Task requirements - Find the number of lines in these records where the word "title" appears. Reply with that number and nothing more.

(Dataset listings of figures)
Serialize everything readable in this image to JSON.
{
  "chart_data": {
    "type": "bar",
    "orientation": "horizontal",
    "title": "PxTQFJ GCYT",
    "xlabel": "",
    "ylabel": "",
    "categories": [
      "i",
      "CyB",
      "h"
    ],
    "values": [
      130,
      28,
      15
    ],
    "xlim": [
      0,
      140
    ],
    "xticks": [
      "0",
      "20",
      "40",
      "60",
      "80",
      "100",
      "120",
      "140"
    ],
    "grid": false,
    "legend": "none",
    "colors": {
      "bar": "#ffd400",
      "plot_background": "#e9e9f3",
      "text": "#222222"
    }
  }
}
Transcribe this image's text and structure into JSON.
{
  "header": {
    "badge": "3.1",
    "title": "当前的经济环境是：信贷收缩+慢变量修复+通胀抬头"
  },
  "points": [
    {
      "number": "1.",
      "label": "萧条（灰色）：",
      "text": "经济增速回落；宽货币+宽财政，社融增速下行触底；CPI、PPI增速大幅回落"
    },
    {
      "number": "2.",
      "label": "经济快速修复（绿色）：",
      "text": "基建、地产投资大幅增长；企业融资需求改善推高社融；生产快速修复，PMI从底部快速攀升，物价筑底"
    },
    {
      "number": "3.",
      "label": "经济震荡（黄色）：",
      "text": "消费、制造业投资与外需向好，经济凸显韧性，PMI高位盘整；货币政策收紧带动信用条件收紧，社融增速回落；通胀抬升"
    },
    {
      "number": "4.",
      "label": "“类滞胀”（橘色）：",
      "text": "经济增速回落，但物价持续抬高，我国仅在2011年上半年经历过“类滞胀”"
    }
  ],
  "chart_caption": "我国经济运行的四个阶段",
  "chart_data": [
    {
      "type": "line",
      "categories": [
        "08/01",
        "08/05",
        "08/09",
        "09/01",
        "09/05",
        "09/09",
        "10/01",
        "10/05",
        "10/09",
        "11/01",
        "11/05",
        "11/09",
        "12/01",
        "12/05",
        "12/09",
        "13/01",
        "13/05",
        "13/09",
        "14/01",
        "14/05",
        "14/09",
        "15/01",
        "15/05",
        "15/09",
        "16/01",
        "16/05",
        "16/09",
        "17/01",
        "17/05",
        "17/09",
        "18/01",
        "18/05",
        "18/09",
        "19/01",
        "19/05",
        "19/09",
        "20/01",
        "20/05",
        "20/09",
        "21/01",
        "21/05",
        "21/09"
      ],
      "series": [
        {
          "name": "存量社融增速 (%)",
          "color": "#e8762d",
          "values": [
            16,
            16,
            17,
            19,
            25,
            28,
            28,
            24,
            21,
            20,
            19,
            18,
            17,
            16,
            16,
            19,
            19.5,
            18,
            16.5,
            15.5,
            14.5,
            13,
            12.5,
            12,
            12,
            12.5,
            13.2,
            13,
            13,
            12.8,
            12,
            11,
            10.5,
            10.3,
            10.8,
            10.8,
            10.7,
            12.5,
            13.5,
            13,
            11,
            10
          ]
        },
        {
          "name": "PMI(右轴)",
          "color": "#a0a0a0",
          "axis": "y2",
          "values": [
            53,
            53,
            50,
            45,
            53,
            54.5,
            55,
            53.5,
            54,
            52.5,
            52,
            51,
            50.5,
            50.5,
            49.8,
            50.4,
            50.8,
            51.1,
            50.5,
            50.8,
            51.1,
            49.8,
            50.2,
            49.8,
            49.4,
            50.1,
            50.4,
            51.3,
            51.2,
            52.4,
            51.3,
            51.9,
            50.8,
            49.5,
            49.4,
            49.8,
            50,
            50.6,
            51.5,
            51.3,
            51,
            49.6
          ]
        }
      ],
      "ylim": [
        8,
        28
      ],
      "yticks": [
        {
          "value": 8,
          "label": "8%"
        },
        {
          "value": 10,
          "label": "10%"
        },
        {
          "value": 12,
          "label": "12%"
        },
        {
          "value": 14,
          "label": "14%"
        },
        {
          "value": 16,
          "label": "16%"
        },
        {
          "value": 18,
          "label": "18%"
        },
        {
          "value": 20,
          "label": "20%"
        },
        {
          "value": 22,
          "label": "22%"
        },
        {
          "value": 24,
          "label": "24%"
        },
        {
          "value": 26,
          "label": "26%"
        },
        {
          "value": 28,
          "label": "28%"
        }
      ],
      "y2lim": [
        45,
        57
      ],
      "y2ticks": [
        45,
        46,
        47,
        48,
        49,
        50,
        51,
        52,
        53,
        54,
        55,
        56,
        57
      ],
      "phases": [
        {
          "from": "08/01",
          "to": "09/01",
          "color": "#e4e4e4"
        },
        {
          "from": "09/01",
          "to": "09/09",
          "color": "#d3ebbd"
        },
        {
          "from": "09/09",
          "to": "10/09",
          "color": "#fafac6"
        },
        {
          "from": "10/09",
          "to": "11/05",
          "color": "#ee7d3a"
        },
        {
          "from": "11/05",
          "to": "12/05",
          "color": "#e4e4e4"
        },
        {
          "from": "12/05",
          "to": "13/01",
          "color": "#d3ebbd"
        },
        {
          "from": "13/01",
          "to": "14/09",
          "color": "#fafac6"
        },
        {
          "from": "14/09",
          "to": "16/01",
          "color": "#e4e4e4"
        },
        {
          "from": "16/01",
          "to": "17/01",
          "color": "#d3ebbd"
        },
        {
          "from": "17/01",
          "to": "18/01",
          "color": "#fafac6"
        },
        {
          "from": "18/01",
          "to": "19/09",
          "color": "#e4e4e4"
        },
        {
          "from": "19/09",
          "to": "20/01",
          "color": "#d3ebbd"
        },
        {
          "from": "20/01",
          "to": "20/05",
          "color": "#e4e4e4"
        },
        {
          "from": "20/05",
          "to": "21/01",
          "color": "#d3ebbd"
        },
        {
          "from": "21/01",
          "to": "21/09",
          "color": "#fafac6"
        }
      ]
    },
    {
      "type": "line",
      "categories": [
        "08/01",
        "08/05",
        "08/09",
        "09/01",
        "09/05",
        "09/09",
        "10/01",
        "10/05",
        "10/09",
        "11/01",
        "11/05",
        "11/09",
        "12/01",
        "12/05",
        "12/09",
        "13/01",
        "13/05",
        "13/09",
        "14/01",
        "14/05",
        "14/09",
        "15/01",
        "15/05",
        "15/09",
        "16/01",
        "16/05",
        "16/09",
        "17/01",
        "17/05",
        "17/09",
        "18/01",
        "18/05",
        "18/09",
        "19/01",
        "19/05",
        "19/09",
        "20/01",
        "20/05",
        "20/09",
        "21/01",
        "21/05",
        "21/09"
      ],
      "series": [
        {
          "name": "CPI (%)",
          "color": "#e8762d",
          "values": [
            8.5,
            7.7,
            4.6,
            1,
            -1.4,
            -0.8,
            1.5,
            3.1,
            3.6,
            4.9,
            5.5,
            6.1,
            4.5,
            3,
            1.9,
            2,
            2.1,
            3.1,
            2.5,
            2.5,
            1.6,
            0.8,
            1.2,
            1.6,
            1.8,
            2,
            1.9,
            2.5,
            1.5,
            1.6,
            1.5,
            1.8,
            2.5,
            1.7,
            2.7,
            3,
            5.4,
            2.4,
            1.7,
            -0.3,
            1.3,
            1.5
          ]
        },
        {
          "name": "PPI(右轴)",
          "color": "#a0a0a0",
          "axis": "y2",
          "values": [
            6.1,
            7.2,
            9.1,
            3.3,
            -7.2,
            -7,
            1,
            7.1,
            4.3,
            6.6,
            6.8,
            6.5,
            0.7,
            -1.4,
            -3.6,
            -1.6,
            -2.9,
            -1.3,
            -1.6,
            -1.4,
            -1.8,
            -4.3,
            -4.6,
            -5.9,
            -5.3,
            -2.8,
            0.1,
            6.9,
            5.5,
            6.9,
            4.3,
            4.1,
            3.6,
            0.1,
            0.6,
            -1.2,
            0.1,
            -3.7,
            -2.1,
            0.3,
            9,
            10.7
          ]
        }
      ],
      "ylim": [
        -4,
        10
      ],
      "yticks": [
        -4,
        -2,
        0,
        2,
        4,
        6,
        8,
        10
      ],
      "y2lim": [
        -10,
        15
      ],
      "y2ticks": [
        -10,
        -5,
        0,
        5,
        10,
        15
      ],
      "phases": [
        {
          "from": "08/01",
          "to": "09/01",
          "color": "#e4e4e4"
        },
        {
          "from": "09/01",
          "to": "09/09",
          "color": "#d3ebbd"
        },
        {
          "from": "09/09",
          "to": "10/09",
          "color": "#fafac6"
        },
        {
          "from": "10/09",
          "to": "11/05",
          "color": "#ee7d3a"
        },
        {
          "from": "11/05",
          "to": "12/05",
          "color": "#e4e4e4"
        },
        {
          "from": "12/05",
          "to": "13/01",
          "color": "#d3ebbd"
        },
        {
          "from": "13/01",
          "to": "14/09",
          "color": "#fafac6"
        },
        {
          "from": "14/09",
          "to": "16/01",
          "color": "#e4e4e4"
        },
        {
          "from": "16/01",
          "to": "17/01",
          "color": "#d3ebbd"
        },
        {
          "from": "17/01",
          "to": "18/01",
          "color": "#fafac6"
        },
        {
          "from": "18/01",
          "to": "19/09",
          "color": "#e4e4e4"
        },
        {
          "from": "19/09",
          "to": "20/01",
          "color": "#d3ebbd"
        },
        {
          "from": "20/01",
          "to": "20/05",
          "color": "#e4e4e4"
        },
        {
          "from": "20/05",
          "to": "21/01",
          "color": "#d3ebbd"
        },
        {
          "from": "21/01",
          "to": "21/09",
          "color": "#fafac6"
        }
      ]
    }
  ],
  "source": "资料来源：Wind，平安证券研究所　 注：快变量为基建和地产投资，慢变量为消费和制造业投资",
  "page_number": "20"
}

Task result - 2